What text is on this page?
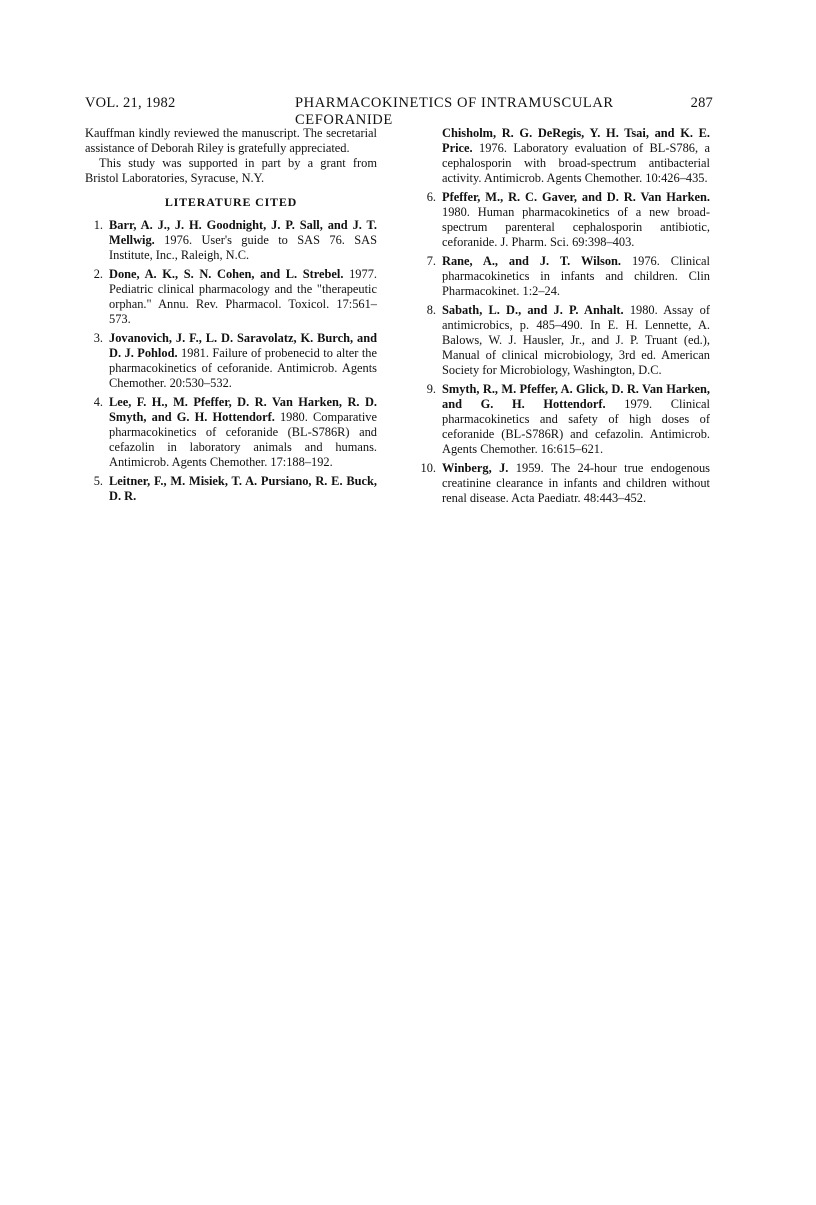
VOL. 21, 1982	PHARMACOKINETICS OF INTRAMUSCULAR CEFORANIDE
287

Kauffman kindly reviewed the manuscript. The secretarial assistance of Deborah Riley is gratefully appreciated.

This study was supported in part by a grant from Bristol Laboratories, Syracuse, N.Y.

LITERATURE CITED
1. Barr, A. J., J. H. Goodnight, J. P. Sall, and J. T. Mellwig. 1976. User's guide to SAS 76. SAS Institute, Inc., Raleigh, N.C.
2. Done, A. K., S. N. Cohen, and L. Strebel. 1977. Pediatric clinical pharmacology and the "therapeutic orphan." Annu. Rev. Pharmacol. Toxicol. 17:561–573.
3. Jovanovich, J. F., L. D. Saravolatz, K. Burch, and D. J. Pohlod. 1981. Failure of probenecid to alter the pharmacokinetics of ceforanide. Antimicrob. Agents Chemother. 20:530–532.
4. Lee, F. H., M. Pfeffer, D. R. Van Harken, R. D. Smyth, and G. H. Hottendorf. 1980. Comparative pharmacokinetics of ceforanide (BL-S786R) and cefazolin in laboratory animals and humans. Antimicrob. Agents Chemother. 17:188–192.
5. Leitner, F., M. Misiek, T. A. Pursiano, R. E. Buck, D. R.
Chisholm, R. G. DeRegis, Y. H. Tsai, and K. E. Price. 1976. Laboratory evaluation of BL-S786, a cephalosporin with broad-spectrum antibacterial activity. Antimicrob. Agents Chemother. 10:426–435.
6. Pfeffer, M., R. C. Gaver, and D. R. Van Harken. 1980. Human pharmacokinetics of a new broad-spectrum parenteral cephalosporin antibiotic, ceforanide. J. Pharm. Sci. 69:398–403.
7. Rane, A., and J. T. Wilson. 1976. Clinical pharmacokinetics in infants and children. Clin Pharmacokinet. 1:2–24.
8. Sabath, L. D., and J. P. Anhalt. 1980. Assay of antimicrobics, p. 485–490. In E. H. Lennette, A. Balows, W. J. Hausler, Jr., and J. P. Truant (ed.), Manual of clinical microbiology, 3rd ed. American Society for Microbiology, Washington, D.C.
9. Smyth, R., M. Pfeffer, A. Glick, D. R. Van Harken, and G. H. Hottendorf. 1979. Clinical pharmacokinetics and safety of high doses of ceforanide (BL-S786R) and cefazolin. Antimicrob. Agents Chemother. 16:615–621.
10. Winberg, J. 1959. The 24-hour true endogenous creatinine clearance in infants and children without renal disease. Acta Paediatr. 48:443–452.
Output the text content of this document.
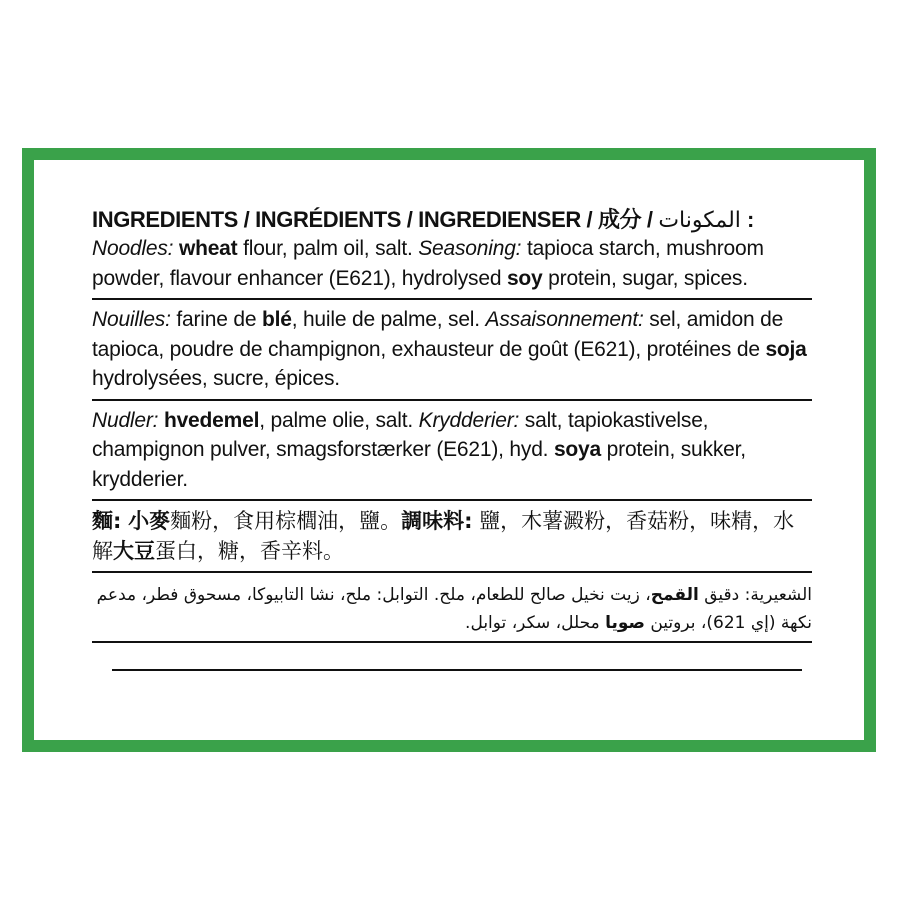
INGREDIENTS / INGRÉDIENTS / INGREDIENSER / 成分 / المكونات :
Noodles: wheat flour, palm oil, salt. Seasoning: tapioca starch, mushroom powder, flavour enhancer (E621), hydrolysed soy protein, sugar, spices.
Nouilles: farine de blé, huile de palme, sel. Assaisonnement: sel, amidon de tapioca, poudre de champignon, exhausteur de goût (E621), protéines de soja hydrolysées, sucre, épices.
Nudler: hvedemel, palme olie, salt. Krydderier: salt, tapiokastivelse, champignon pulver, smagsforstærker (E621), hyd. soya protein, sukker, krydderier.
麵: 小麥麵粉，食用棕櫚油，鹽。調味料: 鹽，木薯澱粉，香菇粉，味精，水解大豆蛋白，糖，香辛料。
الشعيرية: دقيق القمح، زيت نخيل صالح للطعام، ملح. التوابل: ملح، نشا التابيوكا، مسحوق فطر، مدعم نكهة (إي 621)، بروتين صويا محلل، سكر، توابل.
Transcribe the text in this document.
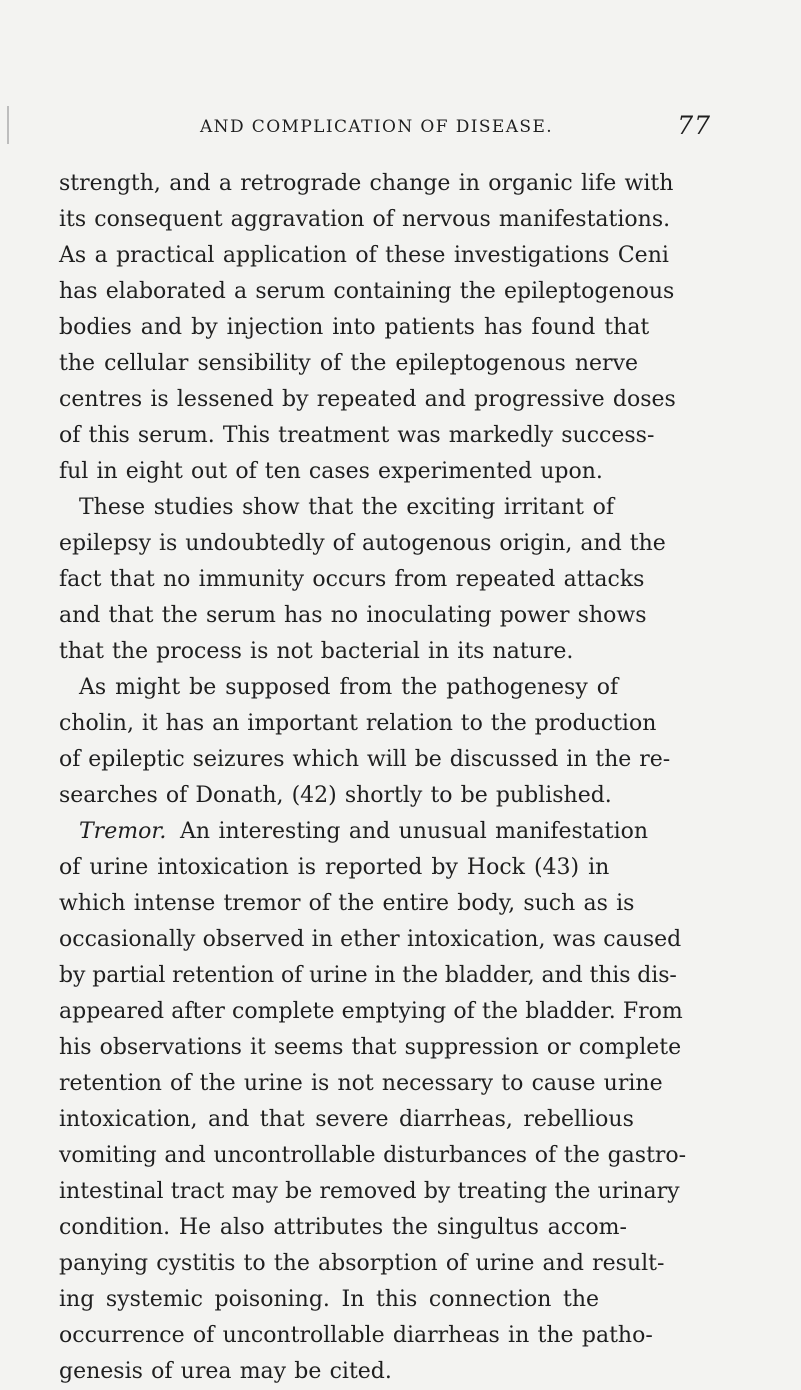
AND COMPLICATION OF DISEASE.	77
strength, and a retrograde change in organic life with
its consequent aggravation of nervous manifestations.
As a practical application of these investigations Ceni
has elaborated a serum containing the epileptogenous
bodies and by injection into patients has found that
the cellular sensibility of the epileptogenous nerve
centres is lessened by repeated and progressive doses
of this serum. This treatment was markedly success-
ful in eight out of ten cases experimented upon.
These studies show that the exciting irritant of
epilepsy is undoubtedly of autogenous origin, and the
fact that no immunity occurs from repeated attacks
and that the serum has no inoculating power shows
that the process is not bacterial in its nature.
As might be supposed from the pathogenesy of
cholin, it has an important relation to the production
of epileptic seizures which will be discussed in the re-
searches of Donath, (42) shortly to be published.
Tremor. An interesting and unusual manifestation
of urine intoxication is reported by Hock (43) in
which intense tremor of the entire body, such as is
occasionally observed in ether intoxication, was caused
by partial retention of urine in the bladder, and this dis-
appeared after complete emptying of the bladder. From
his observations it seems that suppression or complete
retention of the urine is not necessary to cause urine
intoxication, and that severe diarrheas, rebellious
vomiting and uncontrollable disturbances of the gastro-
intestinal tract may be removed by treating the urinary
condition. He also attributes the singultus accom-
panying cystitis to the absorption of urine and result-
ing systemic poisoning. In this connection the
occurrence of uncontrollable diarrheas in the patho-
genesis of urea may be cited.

*-*-*

• BRIEF
All of the records should be output exactly as they stand, with pictures omitted.

• RESPONSE TO THE EXERCISE
What text is on this page?
VOL. 21, 1982	PHARMACOKINETICS OF INTRAMUSCULAR CEFORANIDE
287

Kauffman kindly reviewed the manuscript. The secretarial assistance of Deborah Riley is gratefully appreciated.

This study was supported in part by a grant from Bristol Laboratories, Syracuse, N.Y.

LITERATURE CITED
1. Barr, A. J., J. H. Goodnight, J. P. Sall, and J. T. Mellwig. 1976. User's guide to SAS 76. SAS Institute, Inc., Raleigh, N.C.
2. Done, A. K., S. N. Cohen, and L. Strebel. 1977. Pediatric clinical pharmacology and the "therapeutic orphan." Annu. Rev. Pharmacol. Toxicol. 17:561–573.
3. Jovanovich, J. F., L. D. Saravolatz, K. Burch, and D. J. Pohlod. 1981. Failure of probenecid to alter the pharmacokinetics of ceforanide. Antimicrob. Agents Chemother. 20:530–532.
4. Lee, F. H., M. Pfeffer, D. R. Van Harken, R. D. Smyth, and G. H. Hottendorf. 1980. Comparative pharmacokinetics of ceforanide (BL-S786R) and cefazolin in laboratory animals and humans. Antimicrob. Agents Chemother. 17:188–192.
5. Leitner, F., M. Misiek, T. A. Pursiano, R. E. Buck, D. R.
Chisholm, R. G. DeRegis, Y. H. Tsai, and K. E. Price. 1976. Laboratory evaluation of BL-S786, a cephalosporin with broad-spectrum antibacterial activity. Antimicrob. Agents Chemother. 10:426–435.
6. Pfeffer, M., R. C. Gaver, and D. R. Van Harken. 1980. Human pharmacokinetics of a new broad-spectrum parenteral cephalosporin antibiotic, ceforanide. J. Pharm. Sci. 69:398–403.
7. Rane, A., and J. T. Wilson. 1976. Clinical pharmacokinetics in infants and children. Clin Pharmacokinet. 1:2–24.
8. Sabath, L. D., and J. P. Anhalt. 1980. Assay of antimicrobics, p. 485–490. In E. H. Lennette, A. Balows, W. J. Hausler, Jr., and J. P. Truant (ed.), Manual of clinical microbiology, 3rd ed. American Society for Microbiology, Washington, D.C.
9. Smyth, R., M. Pfeffer, A. Glick, D. R. Van Harken, and G. H. Hottendorf. 1979. Clinical pharmacokinetics and safety of high doses of ceforanide (BL-S786R) and cefazolin. Antimicrob. Agents Chemother. 16:615–621.
10. Winberg, J. 1959. The 24-hour true endogenous creatinine clearance in infants and children without renal disease. Acta Paediatr. 48:443–452.
Output the text content of this document.
INGREDIENTS / INGRÉDIENTS / INGREDIENSER / 成分 / المكونات :
Noodles: wheat flour, palm oil, salt. Seasoning: tapioca starch, mushroom powder, flavour enhancer (E621), hydrolysed soy protein, sugar, spices.
Nouilles: farine de blé, huile de palme, sel. Assaisonnement: sel, amidon de tapioca, poudre de champignon, exhausteur de goût (E621), protéines de soja hydrolysées, sucre, épices.
Nudler: hvedemel, palme olie, salt. Krydderier: salt, tapiokastivelse, champignon pulver, smagsforstærker (E621), hyd. soya protein, sukker, krydderier.
麵: 小麥麵粉，食用棕櫚油，鹽。調味料: 鹽，木薯澱粉，香菇粉，味精，水解大豆蛋白，糖，香辛料。
الشعيرية: دقيق القمح، زيت نخيل صالح للطعام، ملح. التوابل: ملح، نشا التابيوكا، مسحوق فطر، مدعم نكهة (إي 621)، بروتين صويا محلل، سكر، توابل.
Transcribe the text in this document.
AND COMPLICATION OF DISEASE.	77
strength, and a retrograde change in organic life with
its consequent aggravation of nervous manifestations.
As a practical application of these investigations Ceni
has elaborated a serum containing the epileptogenous
bodies and by injection into patients has found that
the cellular sensibility of the epileptogenous nerve
centres is lessened by repeated and progressive doses
of this serum. This treatment was markedly success-
ful in eight out of ten cases experimented upon.
These studies show that the exciting irritant of
epilepsy is undoubtedly of autogenous origin, and the
fact that no immunity occurs from repeated attacks
and that the serum has no inoculating power shows
that the process is not bacterial in its nature.
As might be supposed from the pathogenesy of
cholin, it has an important relation to the production
of epileptic seizures which will be discussed in the re-
searches of Donath, (42) shortly to be published.
Tremor. An interesting and unusual manifestation
of urine intoxication is reported by Hock (43) in
which intense tremor of the entire body, such as is
occasionally observed in ether intoxication, was caused
by partial retention of urine in the bladder, and this dis-
appeared after complete emptying of the bladder. From
his observations it seems that suppression or complete
retention of the urine is not necessary to cause urine
intoxication, and that severe diarrheas, rebellious
vomiting and uncontrollable disturbances of the gastro-
intestinal tract may be removed by treating the urinary
condition. He also attributes the singultus accom-
panying cystitis to the absorption of urine and result-
ing systemic poisoning. In this connection the
occurrence of uncontrollable diarrheas in the patho-
genesis of urea may be cited.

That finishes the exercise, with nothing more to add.